* [GIVEN INFORMATION]
######

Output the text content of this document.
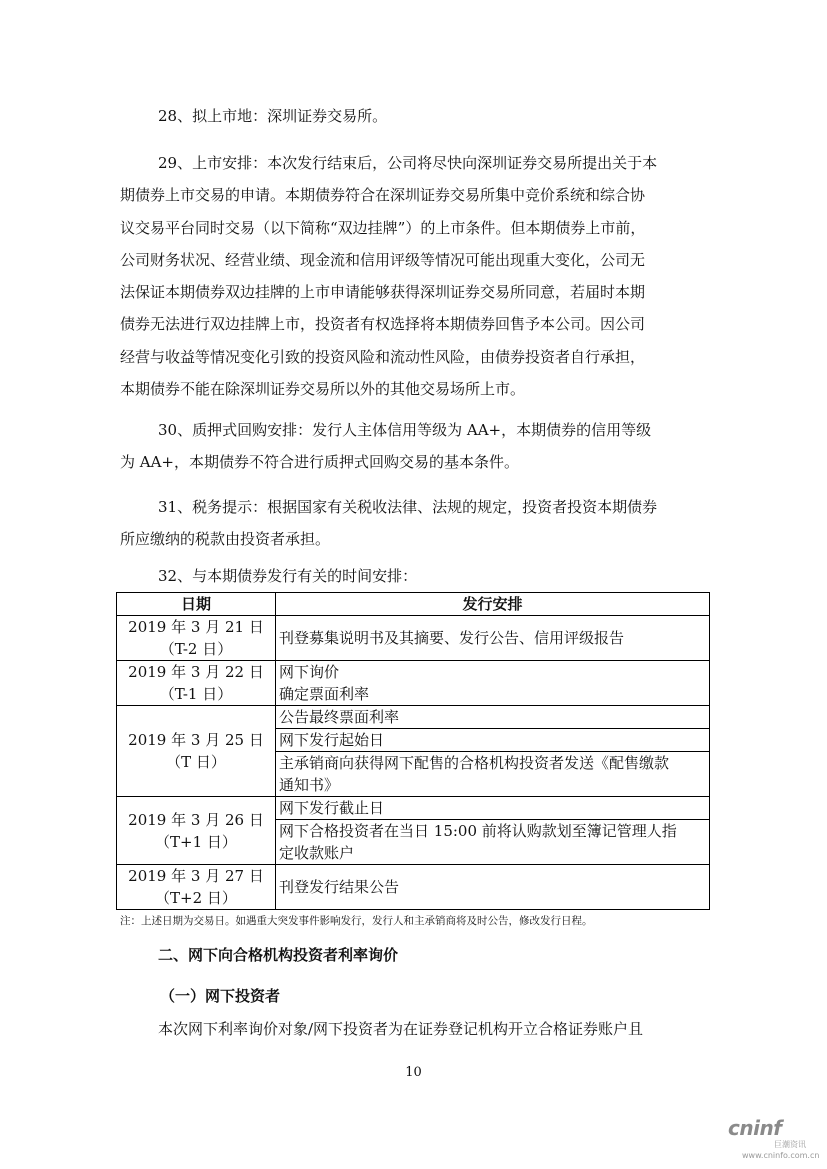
28、拟上市地：深圳证券交易所。
29、上市安排：本次发行结束后，公司将尽快向深圳证券交易所提出关于本
期债券上市交易的申请。本期债券符合在深圳证券交易所集中竞价系统和综合协
议交易平台同时交易（以下简称“双边挂牌”）的上市条件。但本期债券上市前，
公司财务状况、经营业绩、现金流和信用评级等情况可能出现重大变化，公司无
法保证本期债券双边挂牌的上市申请能够获得深圳证券交易所同意，若届时本期
债券无法进行双边挂牌上市，投资者有权选择将本期债券回售予本公司。因公司
经营与收益等情况变化引致的投资风险和流动性风险，由债券投资者自行承担，
本期债券不能在除深圳证券交易所以外的其他交易场所上市。
30、质押式回购安排：发行人主体信用等级为 AA+，本期债券的信用等级
为 AA+，本期债券不符合进行质押式回购交易的基本条件。
31、税务提示：根据国家有关税收法律、法规的规定，投资者投资本期债券
所应缴纳的税款由投资者承担。
32、与本期债券发行有关的时间安排：
日期	发行安排
2019 年 3 月 21 日
（T-2 日）	刊登募集说明书及其摘要、发行公告、信用评级报告
2019 年 3 月 22 日
（T-1 日）	网下询价
确定票面利率
2019 年 3 月 25 日
（T 日）	公告最终票面利率
	网下发行起始日
	主承销商向获得网下配售的合格机构投资者发送《配售缴款
通知书》
2019 年 3 月 26 日
（T+1 日）	网下发行截止日
	网下合格投资者在当日 15:00 前将认购款划至簿记管理人指
定收款账户
2019 年 3 月 27 日
（T+2 日）	刊登发行结果公告
注：上述日期为交易日。如遇重大突发事件影响发行，发行人和主承销商将及时公告，修改发行日程。
二、网下向合格机构投资者利率询价
（一）网下投资者
本次网下利率询价对象/网下投资者为在证券登记机构开立合格证券账户且
10
cninf
巨潮资讯
www.cninfo.com.cn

######

* [AIM OF THE EXERCISE]
All of the entries above should be copied exactly, except for the pictures.

* [ANSWER TO THE TASK]
Output the text content of this document.
28、拟上市地：深圳证券交易所。
29、上市安排：本次发行结束后，公司将尽快向深圳证券交易所提出关于本
期债券上市交易的申请。本期债券符合在深圳证券交易所集中竞价系统和综合协
议交易平台同时交易（以下简称“双边挂牌”）的上市条件。但本期债券上市前，
公司财务状况、经营业绩、现金流和信用评级等情况可能出现重大变化，公司无
法保证本期债券双边挂牌的上市申请能够获得深圳证券交易所同意，若届时本期
债券无法进行双边挂牌上市，投资者有权选择将本期债券回售予本公司。因公司
经营与收益等情况变化引致的投资风险和流动性风险，由债券投资者自行承担，
本期债券不能在除深圳证券交易所以外的其他交易场所上市。
30、质押式回购安排：发行人主体信用等级为 AA+，本期债券的信用等级
为 AA+，本期债券不符合进行质押式回购交易的基本条件。
31、税务提示：根据国家有关税收法律、法规的规定，投资者投资本期债券
所应缴纳的税款由投资者承担。
32、与本期债券发行有关的时间安排：
日期	发行安排
2019 年 3 月 21 日
（T-2 日）	刊登募集说明书及其摘要、发行公告、信用评级报告
2019 年 3 月 22 日
（T-1 日）	网下询价
确定票面利率
2019 年 3 月 25 日
（T 日）	公告最终票面利率
	网下发行起始日
	主承销商向获得网下配售的合格机构投资者发送《配售缴款
通知书》
2019 年 3 月 26 日
（T+1 日）	网下发行截止日
	网下合格投资者在当日 15:00 前将认购款划至簿记管理人指
定收款账户
2019 年 3 月 27 日
（T+2 日）	刊登发行结果公告
注：上述日期为交易日。如遇重大突发事件影响发行，发行人和主承销商将及时公告，修改发行日程。
二、网下向合格机构投资者利率询价
（一）网下投资者
本次网下利率询价对象/网下投资者为在证券登记机构开立合格证券账户且
10
cninf
巨潮资讯
www.cninfo.com.cn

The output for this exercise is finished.